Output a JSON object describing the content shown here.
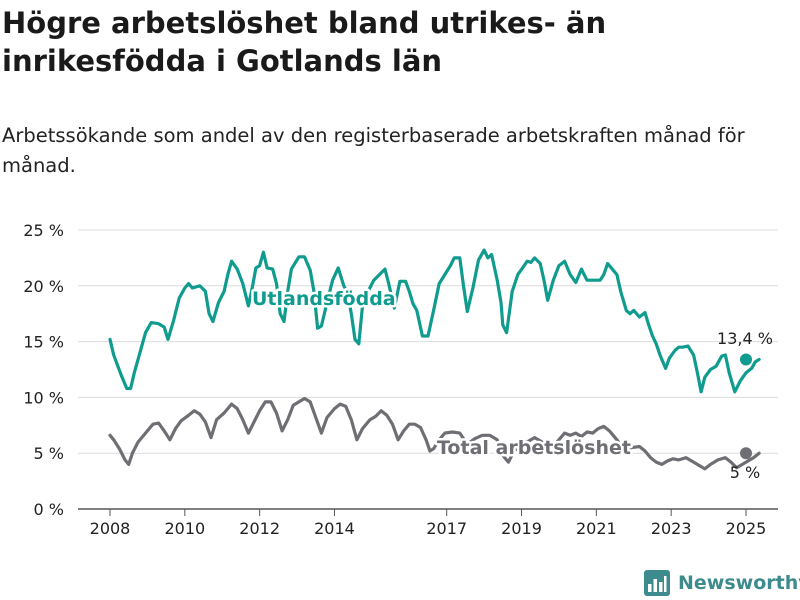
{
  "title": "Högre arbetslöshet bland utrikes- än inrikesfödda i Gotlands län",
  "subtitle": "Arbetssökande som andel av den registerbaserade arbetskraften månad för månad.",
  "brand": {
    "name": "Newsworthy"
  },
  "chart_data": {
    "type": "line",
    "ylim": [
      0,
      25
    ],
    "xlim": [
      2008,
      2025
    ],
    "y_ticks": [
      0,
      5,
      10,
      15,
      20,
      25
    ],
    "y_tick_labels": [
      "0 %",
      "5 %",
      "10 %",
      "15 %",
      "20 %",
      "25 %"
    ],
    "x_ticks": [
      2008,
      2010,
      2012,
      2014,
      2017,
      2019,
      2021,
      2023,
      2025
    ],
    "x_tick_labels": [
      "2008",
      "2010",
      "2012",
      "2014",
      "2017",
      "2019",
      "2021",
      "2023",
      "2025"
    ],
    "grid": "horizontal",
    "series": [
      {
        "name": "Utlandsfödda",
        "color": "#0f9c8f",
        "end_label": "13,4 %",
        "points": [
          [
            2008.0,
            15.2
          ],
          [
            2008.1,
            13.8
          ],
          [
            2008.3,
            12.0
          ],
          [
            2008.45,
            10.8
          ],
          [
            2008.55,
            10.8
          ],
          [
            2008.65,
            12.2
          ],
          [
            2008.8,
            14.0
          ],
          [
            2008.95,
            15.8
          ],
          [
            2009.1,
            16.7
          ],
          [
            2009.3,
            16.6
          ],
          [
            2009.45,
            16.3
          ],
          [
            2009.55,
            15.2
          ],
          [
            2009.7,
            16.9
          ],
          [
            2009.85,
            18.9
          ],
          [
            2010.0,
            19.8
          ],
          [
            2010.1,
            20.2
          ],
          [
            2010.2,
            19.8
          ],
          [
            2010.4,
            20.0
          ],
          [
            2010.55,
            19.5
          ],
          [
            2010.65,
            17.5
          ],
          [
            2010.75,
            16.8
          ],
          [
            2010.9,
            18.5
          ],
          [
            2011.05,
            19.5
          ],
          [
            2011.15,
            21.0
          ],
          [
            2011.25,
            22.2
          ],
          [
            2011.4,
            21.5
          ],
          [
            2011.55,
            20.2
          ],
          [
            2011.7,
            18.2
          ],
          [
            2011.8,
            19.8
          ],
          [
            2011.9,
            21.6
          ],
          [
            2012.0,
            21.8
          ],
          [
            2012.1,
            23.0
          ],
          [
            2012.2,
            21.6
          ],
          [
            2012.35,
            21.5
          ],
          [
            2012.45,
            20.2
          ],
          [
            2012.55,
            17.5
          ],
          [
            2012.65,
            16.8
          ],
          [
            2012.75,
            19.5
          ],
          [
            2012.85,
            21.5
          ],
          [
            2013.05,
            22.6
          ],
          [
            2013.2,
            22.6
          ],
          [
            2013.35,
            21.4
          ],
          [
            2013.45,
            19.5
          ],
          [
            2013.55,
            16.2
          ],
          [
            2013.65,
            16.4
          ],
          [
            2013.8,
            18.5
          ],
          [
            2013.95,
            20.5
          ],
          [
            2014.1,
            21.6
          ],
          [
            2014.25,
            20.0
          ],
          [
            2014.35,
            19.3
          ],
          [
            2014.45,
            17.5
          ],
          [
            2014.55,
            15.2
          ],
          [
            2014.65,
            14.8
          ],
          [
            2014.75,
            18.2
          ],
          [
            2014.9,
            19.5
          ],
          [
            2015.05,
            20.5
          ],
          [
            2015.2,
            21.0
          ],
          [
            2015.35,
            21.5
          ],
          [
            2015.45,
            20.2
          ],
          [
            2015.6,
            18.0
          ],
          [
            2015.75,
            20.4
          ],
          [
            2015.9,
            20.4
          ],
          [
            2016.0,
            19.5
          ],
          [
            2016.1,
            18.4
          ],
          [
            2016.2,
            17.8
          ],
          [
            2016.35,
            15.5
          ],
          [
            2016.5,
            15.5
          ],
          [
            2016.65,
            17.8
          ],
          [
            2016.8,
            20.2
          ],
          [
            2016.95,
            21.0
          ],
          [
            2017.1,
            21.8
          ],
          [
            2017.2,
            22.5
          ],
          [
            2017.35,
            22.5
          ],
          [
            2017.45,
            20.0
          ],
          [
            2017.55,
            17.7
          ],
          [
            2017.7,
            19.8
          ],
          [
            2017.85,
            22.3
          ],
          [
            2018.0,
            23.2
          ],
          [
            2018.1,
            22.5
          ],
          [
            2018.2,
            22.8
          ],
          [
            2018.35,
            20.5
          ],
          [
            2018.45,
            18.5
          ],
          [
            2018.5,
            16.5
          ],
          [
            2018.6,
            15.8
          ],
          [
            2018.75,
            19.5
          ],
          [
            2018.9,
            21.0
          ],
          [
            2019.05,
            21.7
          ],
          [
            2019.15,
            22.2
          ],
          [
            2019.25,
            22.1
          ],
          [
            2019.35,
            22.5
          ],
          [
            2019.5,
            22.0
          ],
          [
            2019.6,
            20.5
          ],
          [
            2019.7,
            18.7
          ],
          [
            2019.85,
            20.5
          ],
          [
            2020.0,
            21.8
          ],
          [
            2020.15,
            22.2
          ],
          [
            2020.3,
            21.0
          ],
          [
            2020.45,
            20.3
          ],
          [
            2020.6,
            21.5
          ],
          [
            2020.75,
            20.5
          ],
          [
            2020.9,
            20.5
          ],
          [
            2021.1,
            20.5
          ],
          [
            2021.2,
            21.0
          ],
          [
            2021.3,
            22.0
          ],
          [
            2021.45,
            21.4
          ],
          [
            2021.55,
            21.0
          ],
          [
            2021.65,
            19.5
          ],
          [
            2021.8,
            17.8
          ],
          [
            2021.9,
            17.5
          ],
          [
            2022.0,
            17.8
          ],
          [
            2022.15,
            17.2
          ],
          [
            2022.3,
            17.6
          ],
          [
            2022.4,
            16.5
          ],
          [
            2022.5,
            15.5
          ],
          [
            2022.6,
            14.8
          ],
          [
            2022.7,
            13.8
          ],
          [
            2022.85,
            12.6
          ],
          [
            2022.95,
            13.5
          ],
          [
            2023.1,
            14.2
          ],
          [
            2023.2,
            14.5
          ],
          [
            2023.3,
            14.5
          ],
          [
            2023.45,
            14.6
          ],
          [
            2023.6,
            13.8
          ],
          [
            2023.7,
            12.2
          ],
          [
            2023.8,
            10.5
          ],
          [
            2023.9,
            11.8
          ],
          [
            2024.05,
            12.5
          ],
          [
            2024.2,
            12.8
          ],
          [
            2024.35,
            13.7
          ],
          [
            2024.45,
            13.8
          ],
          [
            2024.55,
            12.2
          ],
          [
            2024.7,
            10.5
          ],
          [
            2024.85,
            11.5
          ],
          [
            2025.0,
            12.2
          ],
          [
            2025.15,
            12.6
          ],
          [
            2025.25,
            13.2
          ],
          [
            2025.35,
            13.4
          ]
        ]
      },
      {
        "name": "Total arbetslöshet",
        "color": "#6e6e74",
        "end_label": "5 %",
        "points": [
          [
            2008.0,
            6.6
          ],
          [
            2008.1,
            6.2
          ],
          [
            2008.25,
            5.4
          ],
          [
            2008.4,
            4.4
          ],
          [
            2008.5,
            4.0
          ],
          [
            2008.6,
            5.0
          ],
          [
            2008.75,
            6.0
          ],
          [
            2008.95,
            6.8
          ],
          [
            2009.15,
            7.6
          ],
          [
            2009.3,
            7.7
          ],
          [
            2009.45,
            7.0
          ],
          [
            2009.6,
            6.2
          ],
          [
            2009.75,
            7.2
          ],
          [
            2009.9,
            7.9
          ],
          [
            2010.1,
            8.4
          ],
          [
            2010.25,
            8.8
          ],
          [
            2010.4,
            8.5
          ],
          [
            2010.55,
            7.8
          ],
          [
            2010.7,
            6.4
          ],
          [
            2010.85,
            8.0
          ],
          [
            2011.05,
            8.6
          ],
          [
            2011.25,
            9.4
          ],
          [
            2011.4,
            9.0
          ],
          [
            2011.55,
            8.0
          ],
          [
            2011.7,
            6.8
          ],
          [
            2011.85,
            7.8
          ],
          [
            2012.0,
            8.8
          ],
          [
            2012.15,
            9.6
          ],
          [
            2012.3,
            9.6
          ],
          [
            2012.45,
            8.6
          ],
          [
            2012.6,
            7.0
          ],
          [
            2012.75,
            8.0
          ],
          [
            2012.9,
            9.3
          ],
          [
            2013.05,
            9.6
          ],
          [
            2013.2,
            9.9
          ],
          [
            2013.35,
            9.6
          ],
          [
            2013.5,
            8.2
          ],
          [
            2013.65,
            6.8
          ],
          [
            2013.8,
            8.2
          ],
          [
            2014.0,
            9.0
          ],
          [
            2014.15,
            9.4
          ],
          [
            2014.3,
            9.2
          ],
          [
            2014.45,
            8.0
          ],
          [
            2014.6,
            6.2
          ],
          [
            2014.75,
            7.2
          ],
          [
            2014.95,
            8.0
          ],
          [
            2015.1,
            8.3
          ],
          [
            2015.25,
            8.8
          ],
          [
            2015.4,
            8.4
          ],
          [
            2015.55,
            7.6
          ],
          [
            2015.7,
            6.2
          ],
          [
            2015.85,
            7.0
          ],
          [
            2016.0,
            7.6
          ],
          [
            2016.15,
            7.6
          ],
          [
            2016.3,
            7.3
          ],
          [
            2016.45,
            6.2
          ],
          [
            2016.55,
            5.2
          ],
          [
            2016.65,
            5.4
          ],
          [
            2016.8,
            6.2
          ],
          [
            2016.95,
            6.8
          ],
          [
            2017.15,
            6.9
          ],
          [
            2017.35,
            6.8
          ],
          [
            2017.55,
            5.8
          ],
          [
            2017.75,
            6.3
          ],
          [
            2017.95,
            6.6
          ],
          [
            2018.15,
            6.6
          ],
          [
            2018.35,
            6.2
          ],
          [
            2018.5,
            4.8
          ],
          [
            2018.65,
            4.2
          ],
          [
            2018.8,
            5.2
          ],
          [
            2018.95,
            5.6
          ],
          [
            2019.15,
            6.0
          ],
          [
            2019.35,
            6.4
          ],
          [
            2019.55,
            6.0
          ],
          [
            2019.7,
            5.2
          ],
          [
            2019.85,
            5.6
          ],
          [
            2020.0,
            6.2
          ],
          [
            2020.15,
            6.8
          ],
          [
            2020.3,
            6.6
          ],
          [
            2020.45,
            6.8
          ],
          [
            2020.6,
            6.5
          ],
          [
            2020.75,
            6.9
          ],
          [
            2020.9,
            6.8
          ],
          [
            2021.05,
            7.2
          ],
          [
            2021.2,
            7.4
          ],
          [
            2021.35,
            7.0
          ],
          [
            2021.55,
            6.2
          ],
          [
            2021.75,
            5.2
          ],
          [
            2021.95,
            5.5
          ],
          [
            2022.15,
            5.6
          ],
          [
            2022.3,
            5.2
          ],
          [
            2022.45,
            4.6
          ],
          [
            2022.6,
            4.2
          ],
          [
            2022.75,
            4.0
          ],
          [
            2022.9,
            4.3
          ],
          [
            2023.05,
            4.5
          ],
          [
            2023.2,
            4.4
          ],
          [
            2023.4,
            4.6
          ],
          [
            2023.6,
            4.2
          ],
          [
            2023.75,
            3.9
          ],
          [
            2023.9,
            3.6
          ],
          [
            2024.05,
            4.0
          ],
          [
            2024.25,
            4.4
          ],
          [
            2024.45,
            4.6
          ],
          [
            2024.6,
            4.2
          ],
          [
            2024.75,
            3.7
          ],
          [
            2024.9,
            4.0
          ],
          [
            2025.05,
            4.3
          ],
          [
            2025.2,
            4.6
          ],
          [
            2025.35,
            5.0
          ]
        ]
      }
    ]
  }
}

···

§ WHAT THIS TASK INVOLVES:
Read through the data and copy every line where "arbetslöshet" shows up.

§ TASK ANSWER:
  "title": "Högre arbetslöshet bland utrikes- än inrikesfödda i Gotlands län",
        "name": "Total arbetslöshet",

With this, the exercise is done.